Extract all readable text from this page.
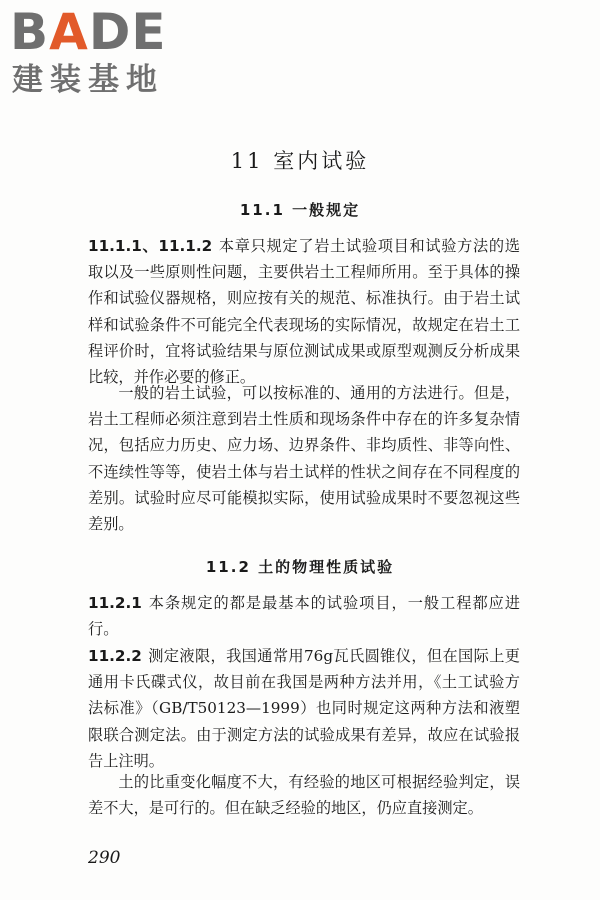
BADE
建装基地
11 室内试验
11.1 一般规定

11.1.1、11.1.2 本章只规定了岩土试验项目和试验方法的选取以及一些原则性问题，主要供岩土工程师所用。至于具体的操作和试验仪器规格，则应按有关的规范、标准执行。由于岩土试样和试验条件不可能完全代表现场的实际情况，故规定在岩土工程评价时，宜将试验结果与原位测试成果或原型观测反分析成果比较，并作必要的修正。

一般的岩土试验，可以按标准的、通用的方法进行。但是，岩土工程师必须注意到岩土性质和现场条件中存在的许多复杂情况，包括应力历史、应力场、边界条件、非均质性、非等向性、不连续性等等，使岩土体与岩土试样的性状之间存在不同程度的差别。试验时应尽可能模拟实际，使用试验成果时不要忽视这些差别。

11.2 土的物理性质试验

11.2.1 本条规定的都是最基本的试验项目，一般工程都应进行。

11.2.2 测定液限，我国通常用76g瓦氏圆锥仪，但在国际上更通用卡氏碟式仪，故目前在我国是两种方法并用，《土工试验方法标准》（GB/T50123—1999）也同时规定这两种方法和液塑限联合测定法。由于测定方法的试验成果有差异，故应在试验报告上注明。

土的比重变化幅度不大，有经验的地区可根据经验判定，误差不大，是可行的。但在缺乏经验的地区，仍应直接测定。

290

Exercise goal >>
The records above must be printed exactly; the pictures stay out.

Result of this task >>
Extract all readable text from this page.
BADE
建装基地
11 室内试验
11.1 一般规定

11.1.1、11.1.2 本章只规定了岩土试验项目和试验方法的选取以及一些原则性问题，主要供岩土工程师所用。至于具体的操作和试验仪器规格，则应按有关的规范、标准执行。由于岩土试样和试验条件不可能完全代表现场的实际情况，故规定在岩土工程评价时，宜将试验结果与原位测试成果或原型观测反分析成果比较，并作必要的修正。

一般的岩土试验，可以按标准的、通用的方法进行。但是，岩土工程师必须注意到岩土性质和现场条件中存在的许多复杂情况，包括应力历史、应力场、边界条件、非均质性、非等向性、不连续性等等，使岩土体与岩土试样的性状之间存在不同程度的差别。试验时应尽可能模拟实际，使用试验成果时不要忽视这些差别。

11.2 土的物理性质试验

11.2.1 本条规定的都是最基本的试验项目，一般工程都应进行。

11.2.2 测定液限，我国通常用76g瓦氏圆锥仪，但在国际上更通用卡氏碟式仪，故目前在我国是两种方法并用，《土工试验方法标准》（GB/T50123—1999）也同时规定这两种方法和液塑限联合测定法。由于测定方法的试验成果有差异，故应在试验报告上注明。

土的比重变化幅度不大，有经验的地区可根据经验判定，误差不大，是可行的。但在缺乏经验的地区，仍应直接测定。

290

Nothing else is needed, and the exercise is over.